Figure record extracts:

════════

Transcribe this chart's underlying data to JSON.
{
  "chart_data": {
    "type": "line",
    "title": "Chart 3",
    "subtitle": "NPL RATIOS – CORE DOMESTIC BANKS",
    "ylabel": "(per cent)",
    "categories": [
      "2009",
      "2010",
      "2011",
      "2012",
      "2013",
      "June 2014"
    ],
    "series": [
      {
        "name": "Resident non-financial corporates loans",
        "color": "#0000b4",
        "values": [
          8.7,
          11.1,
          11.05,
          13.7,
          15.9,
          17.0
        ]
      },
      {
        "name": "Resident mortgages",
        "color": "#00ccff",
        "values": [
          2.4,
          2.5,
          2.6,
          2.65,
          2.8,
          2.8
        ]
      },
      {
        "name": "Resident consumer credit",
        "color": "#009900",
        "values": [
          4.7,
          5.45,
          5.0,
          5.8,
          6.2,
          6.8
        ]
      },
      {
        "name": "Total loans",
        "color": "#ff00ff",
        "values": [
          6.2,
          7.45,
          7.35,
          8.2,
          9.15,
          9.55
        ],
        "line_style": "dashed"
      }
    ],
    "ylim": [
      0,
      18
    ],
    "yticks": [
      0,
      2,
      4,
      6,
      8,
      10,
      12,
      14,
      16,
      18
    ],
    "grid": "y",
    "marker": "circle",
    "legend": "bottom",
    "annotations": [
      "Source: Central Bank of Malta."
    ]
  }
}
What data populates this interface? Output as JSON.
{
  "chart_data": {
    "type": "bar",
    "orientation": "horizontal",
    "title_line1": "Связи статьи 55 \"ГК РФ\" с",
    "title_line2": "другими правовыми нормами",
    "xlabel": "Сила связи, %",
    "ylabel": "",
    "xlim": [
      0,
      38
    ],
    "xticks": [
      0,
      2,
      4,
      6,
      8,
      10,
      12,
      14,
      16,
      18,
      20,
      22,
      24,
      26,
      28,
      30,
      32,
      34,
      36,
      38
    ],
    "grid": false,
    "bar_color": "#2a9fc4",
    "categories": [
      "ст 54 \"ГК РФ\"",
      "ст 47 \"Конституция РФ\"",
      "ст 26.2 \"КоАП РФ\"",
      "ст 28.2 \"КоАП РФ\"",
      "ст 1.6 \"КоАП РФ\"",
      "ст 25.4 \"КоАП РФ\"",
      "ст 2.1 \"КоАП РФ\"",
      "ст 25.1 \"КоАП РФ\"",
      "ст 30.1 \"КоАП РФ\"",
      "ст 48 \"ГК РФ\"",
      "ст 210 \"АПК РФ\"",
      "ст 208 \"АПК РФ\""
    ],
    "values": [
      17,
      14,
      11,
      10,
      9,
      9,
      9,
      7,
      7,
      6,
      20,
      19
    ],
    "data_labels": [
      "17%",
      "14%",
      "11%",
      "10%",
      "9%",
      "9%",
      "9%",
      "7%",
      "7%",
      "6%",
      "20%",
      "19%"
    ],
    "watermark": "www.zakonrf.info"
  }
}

════════

**Task details:**
Your task is to repeat each line of the material exactly.

**Solved problem:**
Transcribe this chart's underlying data to JSON.
{
  "chart_data": {
    "type": "line",
    "title": "Chart 3",
    "subtitle": "NPL RATIOS – CORE DOMESTIC BANKS",
    "ylabel": "(per cent)",
    "categories": [
      "2009",
      "2010",
      "2011",
      "2012",
      "2013",
      "June 2014"
    ],
    "series": [
      {
        "name": "Resident non-financial corporates loans",
        "color": "#0000b4",
        "values": [
          8.7,
          11.1,
          11.05,
          13.7,
          15.9,
          17.0
        ]
      },
      {
        "name": "Resident mortgages",
        "color": "#00ccff",
        "values": [
          2.4,
          2.5,
          2.6,
          2.65,
          2.8,
          2.8
        ]
      },
      {
        "name": "Resident consumer credit",
        "color": "#009900",
        "values": [
          4.7,
          5.45,
          5.0,
          5.8,
          6.2,
          6.8
        ]
      },
      {
        "name": "Total loans",
        "color": "#ff00ff",
        "values": [
          6.2,
          7.45,
          7.35,
          8.2,
          9.15,
          9.55
        ],
        "line_style": "dashed"
      }
    ],
    "ylim": [
      0,
      18
    ],
    "yticks": [
      0,
      2,
      4,
      6,
      8,
      10,
      12,
      14,
      16,
      18
    ],
    "grid": "y",
    "marker": "circle",
    "legend": "bottom",
    "annotations": [
      "Source: Central Bank of Malta."
    ]
  }
}
What data populates this interface? Output as JSON.
{
  "chart_data": {
    "type": "bar",
    "orientation": "horizontal",
    "title_line1": "Связи статьи 55 \"ГК РФ\" с",
    "title_line2": "другими правовыми нормами",
    "xlabel": "Сила связи, %",
    "ylabel": "",
    "xlim": [
      0,
      38
    ],
    "xticks": [
      0,
      2,
      4,
      6,
      8,
      10,
      12,
      14,
      16,
      18,
      20,
      22,
      24,
      26,
      28,
      30,
      32,
      34,
      36,
      38
    ],
    "grid": false,
    "bar_color": "#2a9fc4",
    "categories": [
      "ст 54 \"ГК РФ\"",
      "ст 47 \"Конституция РФ\"",
      "ст 26.2 \"КоАП РФ\"",
      "ст 28.2 \"КоАП РФ\"",
      "ст 1.6 \"КоАП РФ\"",
      "ст 25.4 \"КоАП РФ\"",
      "ст 2.1 \"КоАП РФ\"",
      "ст 25.1 \"КоАП РФ\"",
      "ст 30.1 \"КоАП РФ\"",
      "ст 48 \"ГК РФ\"",
      "ст 210 \"АПК РФ\"",
      "ст 208 \"АПК РФ\""
    ],
    "values": [
      17,
      14,
      11,
      10,
      9,
      9,
      9,
      7,
      7,
      6,
      20,
      19
    ],
    "data_labels": [
      "17%",
      "14%",
      "11%",
      "10%",
      "9%",
      "9%",
      "9%",
      "7%",
      "7%",
      "6%",
      "20%",
      "19%"
    ],
    "watermark": "www.zakonrf.info"
  }
}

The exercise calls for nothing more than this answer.